READING PASSAGE »
--------------------------------------------------

One of these clandestine laboratories could exist in any location to which an emergency responder is sent. They could be in any area of the country: farms, rental properties, storage units, hotels, apartment buildings, vacant structures, single family dwellings, or motor vehicles. (Scott, 2006, p. 5). Once you have determined that a clandestine laboratory is involved, evacuate the area immediately, and deny entrance to the area. The evacuation area should be uphill and upwind from the laboratory. Decontamination must be a priority, and you must strictly follow standard operating procedures. Establish an incident command post, and immediately notify the proper people and agencies. (McCampbell, 2004, p. 4).
These obscured dangers can be recognized and handled in a safe and prudent manner as long as the emergency responders have the knowledge, training, and abilities needed to recognize the hazards. Clandestine laboratories can be invisible to the untrained eye; a trained professional should always be alert for the obstructed dangers that exist, and take the appropriate actions to protect the responders and the public when these dangers are recognized. Once a life hazard is known, emergency responders must take the proper precautions and corrective measures to control the emergency no matter what unfolds.
Tim Hadlock is a captain for the North River Fire District in Manatee County, Florida, and an 18-year veteran of the fire service.
Campbell, J. J. (2008). Homeland security and emergency medical response. New York: The McGraw-Hill Companies, Inc.

--------------------------------------------------

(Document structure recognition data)
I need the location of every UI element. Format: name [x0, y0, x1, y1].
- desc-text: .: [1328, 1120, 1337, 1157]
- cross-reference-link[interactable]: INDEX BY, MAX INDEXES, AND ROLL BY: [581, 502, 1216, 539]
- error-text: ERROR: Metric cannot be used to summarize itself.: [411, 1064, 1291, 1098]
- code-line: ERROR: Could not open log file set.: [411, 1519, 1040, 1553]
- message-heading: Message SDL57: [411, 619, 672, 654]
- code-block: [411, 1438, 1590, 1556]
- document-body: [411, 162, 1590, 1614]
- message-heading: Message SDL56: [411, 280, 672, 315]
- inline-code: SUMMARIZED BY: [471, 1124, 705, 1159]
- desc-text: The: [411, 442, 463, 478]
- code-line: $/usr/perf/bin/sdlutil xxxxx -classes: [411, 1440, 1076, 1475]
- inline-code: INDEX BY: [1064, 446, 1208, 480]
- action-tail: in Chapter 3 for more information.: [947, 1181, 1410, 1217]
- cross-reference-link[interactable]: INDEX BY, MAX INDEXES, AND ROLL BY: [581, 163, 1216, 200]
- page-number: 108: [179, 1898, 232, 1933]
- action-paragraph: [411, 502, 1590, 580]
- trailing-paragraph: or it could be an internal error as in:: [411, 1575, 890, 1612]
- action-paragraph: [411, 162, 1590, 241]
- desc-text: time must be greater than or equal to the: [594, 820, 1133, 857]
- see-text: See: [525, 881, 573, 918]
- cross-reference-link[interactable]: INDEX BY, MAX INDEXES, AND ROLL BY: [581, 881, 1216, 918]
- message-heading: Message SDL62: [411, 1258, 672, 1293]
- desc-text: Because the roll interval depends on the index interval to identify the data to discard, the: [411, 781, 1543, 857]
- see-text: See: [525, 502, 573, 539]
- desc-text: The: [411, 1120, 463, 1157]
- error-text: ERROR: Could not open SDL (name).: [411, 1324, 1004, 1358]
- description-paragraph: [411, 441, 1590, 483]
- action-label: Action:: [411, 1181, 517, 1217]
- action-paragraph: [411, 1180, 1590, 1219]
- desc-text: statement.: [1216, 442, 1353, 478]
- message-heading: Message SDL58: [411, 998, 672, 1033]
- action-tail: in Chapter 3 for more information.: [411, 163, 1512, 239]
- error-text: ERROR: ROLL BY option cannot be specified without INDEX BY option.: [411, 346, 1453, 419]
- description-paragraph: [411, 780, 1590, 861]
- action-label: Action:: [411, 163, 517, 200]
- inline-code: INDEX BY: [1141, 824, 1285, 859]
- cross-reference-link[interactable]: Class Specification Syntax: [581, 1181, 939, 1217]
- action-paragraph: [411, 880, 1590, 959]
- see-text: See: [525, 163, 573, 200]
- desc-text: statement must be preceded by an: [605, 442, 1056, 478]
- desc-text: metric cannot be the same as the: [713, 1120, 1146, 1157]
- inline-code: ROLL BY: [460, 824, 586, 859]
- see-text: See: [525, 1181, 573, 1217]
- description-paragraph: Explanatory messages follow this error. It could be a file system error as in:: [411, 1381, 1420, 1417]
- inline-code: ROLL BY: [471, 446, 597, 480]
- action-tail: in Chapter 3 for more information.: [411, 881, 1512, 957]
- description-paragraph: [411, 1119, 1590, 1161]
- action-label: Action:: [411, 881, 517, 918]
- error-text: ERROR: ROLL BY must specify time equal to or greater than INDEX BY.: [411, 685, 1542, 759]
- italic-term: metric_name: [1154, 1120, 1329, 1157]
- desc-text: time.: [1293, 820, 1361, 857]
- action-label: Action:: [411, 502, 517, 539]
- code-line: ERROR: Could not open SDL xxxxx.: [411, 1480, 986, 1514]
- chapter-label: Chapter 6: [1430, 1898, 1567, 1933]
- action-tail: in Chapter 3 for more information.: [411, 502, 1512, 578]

--------------------------------------------------

DIRECTIONS FOR THIS TASK » Copy the part of the clandestine laboratories passage above starting at "These obscured dangers" and ending at "matter what unfolds.".

COMPLETED EXERCISE »
These obscured dangers can be recognized and handled in a safe and prudent manner as long as the emergency responders have the knowledge, training, and abilities needed to recognize the hazards. Clandestine laboratories can be invisible to the untrained eye; a trained professional should always be alert for the obstructed dangers that exist, and take the appropriate actions to protect the responders and the public when these dangers are recognized. Once a life hazard is known, emergency responders must take the proper precautions and corrective measures to control the emergency no matter what unfolds.